* **Directive**
Copy out lines with the word "Synuclein" from the material that follows.

* **Task material**
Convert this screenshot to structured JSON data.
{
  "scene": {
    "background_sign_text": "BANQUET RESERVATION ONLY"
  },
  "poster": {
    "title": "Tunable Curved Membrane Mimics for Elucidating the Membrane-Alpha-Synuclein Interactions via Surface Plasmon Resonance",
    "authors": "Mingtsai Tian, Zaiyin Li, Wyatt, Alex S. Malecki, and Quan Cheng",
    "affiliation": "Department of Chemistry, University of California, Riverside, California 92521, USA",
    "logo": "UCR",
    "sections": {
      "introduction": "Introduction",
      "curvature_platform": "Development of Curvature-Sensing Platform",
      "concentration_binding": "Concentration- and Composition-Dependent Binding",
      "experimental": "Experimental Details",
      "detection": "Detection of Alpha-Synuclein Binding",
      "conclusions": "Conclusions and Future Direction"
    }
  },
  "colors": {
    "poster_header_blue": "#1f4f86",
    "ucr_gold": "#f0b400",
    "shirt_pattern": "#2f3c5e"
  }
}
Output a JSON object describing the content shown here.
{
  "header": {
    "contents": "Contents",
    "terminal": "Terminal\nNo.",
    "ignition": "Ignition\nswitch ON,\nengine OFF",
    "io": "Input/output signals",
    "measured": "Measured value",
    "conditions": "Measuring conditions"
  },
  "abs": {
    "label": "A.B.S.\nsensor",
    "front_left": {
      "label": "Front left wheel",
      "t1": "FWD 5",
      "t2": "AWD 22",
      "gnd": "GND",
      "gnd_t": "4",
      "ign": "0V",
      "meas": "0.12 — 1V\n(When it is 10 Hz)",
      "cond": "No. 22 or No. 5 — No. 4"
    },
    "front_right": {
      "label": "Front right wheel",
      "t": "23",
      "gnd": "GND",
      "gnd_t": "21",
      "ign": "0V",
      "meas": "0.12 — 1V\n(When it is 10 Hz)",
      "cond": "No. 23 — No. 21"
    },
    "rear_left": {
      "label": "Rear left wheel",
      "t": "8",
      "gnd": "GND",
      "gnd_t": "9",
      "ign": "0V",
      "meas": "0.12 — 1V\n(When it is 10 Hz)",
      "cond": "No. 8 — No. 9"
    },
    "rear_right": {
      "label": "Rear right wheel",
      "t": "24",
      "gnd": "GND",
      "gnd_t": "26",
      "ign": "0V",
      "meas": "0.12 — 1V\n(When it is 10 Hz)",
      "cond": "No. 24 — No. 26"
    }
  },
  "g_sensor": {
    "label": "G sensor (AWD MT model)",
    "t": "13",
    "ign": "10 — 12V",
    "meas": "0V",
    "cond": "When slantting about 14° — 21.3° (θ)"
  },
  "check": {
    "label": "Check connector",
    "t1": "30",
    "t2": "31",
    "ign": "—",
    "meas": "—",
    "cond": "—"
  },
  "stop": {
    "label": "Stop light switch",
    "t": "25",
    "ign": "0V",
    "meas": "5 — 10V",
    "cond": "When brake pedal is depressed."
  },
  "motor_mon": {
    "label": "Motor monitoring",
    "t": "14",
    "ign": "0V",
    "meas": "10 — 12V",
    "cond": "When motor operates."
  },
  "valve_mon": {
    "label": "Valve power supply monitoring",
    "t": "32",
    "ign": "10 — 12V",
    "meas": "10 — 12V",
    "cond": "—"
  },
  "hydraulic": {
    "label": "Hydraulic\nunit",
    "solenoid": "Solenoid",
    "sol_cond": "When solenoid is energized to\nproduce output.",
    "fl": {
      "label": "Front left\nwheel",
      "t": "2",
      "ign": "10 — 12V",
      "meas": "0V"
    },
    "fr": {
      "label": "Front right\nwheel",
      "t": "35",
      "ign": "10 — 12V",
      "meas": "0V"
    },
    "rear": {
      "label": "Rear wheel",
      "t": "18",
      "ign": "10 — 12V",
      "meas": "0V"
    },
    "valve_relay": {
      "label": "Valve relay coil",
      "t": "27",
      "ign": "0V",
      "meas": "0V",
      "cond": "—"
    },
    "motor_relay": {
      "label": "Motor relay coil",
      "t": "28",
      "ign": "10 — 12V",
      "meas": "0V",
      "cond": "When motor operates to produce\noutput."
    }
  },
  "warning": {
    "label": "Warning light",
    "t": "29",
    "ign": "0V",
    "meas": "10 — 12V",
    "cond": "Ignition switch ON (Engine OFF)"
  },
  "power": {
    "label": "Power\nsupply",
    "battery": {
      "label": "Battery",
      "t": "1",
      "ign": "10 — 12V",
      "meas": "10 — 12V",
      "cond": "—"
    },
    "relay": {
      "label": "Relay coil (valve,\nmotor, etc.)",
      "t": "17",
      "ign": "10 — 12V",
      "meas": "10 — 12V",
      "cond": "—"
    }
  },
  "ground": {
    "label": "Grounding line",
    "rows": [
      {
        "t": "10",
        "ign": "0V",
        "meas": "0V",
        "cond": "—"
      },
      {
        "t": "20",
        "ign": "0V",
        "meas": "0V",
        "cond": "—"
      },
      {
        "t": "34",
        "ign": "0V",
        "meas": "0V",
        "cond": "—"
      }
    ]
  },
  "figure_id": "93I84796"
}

* **Response below**
    "title": "Tunable Curved Membrane Mimics for Elucidating the Membrane-Alpha-Synuclein Interactions via Surface Plasmon Resonance",
      "detection": "Detection of Alpha-Synuclein Binding",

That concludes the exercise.